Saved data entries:
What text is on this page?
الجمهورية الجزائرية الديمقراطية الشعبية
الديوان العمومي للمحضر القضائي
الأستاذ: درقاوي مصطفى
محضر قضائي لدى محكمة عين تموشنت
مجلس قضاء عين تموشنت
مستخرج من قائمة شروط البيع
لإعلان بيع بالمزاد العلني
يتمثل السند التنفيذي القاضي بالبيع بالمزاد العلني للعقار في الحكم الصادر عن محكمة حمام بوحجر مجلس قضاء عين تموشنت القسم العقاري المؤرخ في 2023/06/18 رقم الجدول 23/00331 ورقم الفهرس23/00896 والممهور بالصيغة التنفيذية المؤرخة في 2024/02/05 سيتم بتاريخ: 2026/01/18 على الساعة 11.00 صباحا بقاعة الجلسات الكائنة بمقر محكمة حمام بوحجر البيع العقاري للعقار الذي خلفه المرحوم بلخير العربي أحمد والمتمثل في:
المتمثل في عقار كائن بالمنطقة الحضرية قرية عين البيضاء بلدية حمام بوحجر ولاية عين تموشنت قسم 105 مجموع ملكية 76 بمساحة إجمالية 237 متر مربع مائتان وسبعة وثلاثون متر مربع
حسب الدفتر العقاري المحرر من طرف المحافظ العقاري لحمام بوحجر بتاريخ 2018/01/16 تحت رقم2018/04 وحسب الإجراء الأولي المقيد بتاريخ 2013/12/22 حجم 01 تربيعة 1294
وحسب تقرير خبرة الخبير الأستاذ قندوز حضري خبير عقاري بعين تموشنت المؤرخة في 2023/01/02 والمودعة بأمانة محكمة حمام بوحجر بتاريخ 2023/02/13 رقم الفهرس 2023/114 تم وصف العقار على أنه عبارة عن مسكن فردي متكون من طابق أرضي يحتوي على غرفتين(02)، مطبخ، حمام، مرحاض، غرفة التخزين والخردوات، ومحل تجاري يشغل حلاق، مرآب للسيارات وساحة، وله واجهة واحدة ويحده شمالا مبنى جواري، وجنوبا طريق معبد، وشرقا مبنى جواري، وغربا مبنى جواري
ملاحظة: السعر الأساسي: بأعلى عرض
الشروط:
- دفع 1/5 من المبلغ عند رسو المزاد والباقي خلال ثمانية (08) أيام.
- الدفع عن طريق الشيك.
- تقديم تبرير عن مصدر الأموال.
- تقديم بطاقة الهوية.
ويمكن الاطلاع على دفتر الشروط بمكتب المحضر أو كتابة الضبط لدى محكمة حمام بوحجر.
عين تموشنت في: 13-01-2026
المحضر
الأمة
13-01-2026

==

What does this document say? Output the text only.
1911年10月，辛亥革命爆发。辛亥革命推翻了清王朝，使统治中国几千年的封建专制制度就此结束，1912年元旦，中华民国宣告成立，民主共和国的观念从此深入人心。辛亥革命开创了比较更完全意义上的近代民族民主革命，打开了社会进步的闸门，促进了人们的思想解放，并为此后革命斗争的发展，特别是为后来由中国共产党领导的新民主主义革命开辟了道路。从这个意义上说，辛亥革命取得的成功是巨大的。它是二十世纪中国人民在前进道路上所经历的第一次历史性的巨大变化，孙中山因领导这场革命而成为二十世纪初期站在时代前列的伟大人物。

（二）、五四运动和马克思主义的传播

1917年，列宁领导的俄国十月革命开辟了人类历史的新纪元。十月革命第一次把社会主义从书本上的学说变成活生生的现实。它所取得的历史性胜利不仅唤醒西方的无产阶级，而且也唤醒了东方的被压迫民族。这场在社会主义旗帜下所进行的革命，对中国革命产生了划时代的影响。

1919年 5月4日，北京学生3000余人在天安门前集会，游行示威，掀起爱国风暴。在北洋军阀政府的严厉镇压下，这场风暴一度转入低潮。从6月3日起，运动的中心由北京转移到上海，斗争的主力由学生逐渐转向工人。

» **Goal**
Check each line above for "الشروط" and return the ones that have it.

» **Correct result**
الشروط:
ويمكن الاطلاع على دفتر الشروط بمكتب المحضر أو كتابة الضبط لدى محكمة حمام بوحجر.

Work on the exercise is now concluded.